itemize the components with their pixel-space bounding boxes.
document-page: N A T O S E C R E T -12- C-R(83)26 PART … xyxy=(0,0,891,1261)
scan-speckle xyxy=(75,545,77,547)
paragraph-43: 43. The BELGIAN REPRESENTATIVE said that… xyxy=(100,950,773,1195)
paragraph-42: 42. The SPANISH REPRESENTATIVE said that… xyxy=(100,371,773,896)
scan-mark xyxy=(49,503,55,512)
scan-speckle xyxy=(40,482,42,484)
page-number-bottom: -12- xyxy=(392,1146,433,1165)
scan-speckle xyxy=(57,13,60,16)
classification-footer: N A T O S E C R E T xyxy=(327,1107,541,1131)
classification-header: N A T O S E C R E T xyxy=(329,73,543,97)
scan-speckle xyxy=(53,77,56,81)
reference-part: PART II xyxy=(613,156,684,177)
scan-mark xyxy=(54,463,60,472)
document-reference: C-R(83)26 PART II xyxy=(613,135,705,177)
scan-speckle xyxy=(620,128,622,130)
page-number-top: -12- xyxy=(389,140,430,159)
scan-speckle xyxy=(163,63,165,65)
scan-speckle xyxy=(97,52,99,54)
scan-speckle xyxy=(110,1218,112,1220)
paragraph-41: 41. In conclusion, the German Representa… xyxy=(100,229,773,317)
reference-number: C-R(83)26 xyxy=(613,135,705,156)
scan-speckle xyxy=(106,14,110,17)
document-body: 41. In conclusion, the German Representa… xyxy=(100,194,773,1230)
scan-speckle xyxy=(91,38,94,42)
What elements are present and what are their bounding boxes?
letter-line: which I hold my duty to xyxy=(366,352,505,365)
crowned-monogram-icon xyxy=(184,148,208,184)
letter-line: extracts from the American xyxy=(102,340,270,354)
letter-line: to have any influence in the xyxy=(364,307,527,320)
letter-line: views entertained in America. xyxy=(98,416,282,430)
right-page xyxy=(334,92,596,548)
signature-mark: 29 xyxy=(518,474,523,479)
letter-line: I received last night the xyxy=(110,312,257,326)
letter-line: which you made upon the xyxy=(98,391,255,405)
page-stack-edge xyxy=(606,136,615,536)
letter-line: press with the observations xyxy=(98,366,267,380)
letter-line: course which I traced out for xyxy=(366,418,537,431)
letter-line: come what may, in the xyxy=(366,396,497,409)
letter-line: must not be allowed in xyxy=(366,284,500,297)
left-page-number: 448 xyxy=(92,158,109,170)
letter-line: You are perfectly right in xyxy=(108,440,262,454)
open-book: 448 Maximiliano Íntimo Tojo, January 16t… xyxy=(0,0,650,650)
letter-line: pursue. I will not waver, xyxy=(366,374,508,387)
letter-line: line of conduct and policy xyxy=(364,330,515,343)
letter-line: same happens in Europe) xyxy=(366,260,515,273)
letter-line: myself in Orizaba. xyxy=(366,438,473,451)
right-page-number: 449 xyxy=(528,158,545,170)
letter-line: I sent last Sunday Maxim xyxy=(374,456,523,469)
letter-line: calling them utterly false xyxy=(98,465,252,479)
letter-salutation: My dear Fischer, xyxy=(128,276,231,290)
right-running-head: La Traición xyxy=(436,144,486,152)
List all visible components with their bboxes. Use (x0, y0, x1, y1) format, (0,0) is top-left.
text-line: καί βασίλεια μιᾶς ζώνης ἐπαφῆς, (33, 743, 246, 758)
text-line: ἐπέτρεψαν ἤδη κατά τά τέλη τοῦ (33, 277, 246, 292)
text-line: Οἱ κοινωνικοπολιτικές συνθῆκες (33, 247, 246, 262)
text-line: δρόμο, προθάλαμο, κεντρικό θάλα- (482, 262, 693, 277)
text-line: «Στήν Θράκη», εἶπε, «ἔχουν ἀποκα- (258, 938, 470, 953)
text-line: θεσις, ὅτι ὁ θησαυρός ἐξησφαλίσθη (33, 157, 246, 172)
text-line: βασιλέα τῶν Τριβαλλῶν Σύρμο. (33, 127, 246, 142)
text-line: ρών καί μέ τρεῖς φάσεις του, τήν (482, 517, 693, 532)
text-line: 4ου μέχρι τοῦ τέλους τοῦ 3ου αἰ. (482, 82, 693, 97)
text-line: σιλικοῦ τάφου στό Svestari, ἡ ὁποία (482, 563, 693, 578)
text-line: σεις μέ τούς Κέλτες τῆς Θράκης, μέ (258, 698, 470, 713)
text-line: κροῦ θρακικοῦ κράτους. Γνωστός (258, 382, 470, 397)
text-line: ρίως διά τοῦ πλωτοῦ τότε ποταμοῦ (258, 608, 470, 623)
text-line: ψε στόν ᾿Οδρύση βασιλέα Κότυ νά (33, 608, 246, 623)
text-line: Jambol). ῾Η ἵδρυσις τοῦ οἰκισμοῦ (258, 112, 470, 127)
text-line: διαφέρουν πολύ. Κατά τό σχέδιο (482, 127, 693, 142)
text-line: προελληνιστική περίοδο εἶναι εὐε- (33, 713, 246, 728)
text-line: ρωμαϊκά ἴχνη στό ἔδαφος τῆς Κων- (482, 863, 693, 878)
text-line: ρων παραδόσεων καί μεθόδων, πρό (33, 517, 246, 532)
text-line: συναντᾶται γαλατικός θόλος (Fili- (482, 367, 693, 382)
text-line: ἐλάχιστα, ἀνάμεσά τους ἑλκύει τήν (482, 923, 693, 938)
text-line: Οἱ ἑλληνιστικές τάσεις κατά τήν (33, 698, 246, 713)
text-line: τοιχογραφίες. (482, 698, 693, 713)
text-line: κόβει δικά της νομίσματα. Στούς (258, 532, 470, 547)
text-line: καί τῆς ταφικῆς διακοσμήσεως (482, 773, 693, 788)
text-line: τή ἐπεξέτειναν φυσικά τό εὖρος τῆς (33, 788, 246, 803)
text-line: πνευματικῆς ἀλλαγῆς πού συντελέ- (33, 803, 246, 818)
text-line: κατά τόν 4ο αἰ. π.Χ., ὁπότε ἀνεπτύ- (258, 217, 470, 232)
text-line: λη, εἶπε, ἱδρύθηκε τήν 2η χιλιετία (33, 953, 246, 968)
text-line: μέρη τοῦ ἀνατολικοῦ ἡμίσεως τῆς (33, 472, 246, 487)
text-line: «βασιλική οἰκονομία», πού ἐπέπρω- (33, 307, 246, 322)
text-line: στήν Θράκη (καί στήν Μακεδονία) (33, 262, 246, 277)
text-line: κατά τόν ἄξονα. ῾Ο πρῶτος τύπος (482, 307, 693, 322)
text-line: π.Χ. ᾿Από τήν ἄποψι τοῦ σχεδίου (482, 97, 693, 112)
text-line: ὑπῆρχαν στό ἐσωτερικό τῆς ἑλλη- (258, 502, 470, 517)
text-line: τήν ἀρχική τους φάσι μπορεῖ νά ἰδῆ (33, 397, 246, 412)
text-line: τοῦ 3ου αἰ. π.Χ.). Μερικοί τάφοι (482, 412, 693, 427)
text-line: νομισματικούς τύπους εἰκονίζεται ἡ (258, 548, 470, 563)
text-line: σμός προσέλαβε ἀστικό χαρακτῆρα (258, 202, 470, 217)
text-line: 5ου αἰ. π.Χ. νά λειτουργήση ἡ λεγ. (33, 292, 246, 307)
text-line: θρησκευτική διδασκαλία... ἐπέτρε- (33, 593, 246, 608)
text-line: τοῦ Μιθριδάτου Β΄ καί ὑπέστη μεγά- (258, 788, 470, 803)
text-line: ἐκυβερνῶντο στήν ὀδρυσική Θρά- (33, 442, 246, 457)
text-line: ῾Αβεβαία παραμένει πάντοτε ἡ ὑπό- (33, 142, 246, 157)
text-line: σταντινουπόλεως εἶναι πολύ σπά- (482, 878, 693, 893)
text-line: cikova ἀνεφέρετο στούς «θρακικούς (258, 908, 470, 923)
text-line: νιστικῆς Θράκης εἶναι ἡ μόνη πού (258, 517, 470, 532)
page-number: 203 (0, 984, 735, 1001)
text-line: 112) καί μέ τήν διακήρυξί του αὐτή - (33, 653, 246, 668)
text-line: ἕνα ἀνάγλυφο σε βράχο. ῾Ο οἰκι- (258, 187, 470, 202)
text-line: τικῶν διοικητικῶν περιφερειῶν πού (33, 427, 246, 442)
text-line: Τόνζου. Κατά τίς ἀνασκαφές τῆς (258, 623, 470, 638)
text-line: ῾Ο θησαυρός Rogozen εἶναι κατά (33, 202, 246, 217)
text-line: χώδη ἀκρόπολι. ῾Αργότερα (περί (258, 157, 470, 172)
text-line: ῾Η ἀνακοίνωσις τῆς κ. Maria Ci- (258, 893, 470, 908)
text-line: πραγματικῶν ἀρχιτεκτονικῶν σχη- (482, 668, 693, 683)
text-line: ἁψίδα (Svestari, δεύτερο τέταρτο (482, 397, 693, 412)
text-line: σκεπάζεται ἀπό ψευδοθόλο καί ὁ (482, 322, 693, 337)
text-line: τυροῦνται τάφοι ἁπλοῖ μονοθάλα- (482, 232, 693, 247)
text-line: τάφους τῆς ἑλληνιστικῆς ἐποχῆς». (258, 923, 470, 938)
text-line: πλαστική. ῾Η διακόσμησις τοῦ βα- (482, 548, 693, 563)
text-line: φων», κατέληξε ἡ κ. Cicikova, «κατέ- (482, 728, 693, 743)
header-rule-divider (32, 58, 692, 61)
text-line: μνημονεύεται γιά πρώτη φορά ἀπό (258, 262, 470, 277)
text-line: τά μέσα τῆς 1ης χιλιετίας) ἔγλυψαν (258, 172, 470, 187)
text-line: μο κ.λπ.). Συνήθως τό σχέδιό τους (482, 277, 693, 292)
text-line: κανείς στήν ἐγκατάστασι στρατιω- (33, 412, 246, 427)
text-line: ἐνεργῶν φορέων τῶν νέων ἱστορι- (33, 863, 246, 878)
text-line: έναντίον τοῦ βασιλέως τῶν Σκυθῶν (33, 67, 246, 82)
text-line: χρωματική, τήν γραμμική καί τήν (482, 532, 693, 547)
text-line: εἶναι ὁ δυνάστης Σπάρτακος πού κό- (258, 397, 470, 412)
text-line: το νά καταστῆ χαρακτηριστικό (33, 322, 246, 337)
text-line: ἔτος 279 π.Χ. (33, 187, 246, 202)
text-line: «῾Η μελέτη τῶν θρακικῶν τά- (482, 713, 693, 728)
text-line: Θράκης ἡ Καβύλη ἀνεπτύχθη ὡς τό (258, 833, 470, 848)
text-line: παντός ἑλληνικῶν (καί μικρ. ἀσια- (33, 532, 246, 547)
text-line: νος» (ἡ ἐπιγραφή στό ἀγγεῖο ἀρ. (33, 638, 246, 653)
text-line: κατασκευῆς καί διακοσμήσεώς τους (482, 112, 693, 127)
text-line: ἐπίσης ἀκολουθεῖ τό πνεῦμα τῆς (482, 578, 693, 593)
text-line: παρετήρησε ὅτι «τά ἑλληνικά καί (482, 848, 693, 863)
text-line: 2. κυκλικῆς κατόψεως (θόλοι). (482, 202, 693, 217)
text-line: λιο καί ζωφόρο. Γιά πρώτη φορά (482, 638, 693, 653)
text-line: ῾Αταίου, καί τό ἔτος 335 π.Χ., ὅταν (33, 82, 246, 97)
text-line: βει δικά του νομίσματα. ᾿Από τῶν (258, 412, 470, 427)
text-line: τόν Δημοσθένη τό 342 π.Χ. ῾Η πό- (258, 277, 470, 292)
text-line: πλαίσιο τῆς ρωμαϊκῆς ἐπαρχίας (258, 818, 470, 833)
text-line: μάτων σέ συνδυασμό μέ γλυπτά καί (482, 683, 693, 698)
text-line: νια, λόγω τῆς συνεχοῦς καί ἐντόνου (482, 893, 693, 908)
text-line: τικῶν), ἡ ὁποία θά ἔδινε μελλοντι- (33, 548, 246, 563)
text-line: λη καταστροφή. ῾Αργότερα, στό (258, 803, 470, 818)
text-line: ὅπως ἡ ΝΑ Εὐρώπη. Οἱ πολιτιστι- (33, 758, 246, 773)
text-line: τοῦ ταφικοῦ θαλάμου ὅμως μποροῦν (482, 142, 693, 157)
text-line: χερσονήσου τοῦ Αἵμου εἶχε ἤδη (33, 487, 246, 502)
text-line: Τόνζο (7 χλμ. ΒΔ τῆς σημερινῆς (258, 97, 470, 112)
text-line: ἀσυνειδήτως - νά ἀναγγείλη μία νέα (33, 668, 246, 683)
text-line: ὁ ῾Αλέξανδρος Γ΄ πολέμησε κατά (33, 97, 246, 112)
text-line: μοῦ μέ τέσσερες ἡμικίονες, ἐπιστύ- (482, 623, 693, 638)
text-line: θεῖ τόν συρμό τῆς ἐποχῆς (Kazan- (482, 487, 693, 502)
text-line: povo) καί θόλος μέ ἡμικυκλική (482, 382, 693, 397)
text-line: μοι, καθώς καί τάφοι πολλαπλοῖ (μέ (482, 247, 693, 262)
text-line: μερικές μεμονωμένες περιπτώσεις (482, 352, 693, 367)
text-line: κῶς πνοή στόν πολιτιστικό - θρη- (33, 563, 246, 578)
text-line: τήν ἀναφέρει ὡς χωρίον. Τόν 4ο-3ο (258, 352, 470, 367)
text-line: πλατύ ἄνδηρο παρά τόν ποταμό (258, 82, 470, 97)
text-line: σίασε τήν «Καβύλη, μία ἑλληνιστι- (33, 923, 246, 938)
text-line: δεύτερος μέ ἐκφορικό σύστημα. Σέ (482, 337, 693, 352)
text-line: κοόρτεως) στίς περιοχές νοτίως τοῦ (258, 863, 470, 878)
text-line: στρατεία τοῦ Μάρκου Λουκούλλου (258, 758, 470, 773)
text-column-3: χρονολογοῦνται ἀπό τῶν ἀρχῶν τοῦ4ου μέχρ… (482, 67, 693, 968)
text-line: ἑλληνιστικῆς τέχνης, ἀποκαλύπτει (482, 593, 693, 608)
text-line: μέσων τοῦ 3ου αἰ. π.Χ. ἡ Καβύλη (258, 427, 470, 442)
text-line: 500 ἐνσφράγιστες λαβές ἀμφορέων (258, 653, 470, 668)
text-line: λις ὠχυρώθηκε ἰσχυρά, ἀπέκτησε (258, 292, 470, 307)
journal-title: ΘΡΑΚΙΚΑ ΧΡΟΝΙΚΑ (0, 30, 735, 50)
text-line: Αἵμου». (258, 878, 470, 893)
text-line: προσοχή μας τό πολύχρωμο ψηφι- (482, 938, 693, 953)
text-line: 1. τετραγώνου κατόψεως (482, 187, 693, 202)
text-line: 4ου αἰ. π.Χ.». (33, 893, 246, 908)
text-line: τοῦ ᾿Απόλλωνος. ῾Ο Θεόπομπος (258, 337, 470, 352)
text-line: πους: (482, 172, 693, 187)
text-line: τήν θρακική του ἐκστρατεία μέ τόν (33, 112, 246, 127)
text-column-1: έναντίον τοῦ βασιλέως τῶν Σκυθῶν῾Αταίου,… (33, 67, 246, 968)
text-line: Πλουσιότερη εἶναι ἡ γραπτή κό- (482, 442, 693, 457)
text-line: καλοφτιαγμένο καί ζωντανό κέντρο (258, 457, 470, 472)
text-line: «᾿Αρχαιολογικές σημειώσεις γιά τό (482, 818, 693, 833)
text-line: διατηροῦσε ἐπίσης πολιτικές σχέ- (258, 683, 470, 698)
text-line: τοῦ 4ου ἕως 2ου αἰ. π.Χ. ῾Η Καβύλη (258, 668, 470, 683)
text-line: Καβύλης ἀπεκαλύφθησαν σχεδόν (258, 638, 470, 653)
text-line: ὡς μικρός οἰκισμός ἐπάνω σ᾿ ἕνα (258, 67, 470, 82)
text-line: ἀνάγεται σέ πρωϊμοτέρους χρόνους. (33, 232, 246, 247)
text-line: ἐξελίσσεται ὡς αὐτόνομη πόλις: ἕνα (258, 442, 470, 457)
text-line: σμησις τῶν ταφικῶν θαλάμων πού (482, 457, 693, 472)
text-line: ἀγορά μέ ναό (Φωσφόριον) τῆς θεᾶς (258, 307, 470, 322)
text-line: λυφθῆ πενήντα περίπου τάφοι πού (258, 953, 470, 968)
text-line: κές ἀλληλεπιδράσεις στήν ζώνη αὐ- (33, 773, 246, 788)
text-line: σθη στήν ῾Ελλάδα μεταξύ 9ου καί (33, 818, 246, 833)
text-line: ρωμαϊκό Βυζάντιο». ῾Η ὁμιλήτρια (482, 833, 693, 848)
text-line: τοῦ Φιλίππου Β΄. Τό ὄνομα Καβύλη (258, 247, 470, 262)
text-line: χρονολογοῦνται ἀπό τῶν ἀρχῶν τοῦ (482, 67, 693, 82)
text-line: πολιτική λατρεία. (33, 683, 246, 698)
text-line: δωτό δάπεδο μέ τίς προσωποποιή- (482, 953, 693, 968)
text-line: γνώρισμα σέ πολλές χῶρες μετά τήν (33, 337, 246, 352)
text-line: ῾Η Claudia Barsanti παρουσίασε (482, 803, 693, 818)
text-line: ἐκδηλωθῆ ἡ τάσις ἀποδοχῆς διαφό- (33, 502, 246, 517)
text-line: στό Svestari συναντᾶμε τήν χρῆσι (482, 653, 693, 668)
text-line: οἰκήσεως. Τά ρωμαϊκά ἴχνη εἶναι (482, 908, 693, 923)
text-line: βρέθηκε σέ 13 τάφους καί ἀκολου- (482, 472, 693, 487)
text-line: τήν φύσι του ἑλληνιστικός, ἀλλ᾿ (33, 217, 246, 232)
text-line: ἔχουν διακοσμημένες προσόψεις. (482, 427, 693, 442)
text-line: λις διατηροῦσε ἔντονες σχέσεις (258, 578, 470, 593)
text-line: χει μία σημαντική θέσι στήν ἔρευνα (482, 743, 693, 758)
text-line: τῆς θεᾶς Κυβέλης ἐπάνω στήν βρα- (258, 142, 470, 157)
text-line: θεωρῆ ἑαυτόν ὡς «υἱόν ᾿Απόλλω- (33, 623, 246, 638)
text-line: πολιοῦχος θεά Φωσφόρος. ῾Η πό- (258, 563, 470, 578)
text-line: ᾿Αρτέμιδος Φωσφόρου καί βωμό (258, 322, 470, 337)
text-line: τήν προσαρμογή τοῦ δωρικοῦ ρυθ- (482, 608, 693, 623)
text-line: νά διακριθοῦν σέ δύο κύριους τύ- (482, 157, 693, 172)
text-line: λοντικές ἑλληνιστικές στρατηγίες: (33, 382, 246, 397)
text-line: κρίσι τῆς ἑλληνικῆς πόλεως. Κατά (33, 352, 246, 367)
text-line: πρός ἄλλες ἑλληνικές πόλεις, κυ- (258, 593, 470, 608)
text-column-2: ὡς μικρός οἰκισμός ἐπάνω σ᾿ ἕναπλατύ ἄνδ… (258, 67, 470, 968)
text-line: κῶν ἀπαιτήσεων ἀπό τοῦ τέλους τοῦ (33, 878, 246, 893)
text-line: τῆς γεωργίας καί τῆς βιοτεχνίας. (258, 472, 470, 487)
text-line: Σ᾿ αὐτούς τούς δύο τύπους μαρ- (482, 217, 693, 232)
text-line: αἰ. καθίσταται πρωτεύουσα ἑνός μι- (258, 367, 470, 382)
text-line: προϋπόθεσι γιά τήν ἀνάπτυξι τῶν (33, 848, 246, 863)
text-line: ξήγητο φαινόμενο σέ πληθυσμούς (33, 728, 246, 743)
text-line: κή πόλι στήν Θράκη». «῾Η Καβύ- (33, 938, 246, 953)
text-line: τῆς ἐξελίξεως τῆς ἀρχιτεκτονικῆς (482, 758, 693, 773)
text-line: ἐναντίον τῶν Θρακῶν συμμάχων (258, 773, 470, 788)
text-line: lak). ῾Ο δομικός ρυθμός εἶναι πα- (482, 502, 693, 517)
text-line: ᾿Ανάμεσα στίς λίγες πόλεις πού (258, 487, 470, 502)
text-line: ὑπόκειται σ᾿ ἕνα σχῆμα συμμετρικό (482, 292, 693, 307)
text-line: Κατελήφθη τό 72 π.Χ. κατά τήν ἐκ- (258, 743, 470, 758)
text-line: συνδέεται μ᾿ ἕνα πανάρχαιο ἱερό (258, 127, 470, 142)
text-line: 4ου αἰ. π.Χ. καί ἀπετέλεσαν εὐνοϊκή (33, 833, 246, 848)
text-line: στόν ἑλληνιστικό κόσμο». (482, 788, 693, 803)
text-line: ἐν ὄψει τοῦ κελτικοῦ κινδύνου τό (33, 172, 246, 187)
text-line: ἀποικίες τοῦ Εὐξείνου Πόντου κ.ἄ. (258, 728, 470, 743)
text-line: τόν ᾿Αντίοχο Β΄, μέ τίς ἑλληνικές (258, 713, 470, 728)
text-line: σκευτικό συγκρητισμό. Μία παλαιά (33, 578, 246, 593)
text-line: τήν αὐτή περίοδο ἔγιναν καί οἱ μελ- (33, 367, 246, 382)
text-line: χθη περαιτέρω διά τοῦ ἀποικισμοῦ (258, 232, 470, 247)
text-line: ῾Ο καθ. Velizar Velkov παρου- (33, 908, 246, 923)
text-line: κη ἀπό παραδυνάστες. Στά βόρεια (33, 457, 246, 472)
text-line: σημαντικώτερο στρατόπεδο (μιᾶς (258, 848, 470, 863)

## [What the task asks]
Rewrite the lines from the start of the records through the line containing "page-number-bottom: -12- xyxy=(392,1146,433,1165)" as a JSON list of strings, with one string per line and blank lines omitted.

## [Finished answer]
[
  "itemize the components with their pixel-space bounding boxes.",
  "document-page: N A T O S E C R E T -12- C-R(83)26 PART … xyxy=(0,0,891,1261)",
  "scan-speckle xyxy=(75,545,77,547)",
  "paragraph-43: 43. The BELGIAN REPRESENTATIVE said that… xyxy=(100,950,773,1195)",
  "paragraph-42: 42. The SPANISH REPRESENTATIVE said that… xyxy=(100,371,773,896)",
  "scan-mark xyxy=(49,503,55,512)",
  "scan-speckle xyxy=(40,482,42,484)",
  "page-number-bottom: -12- xyxy=(392,1146,433,1165)"
]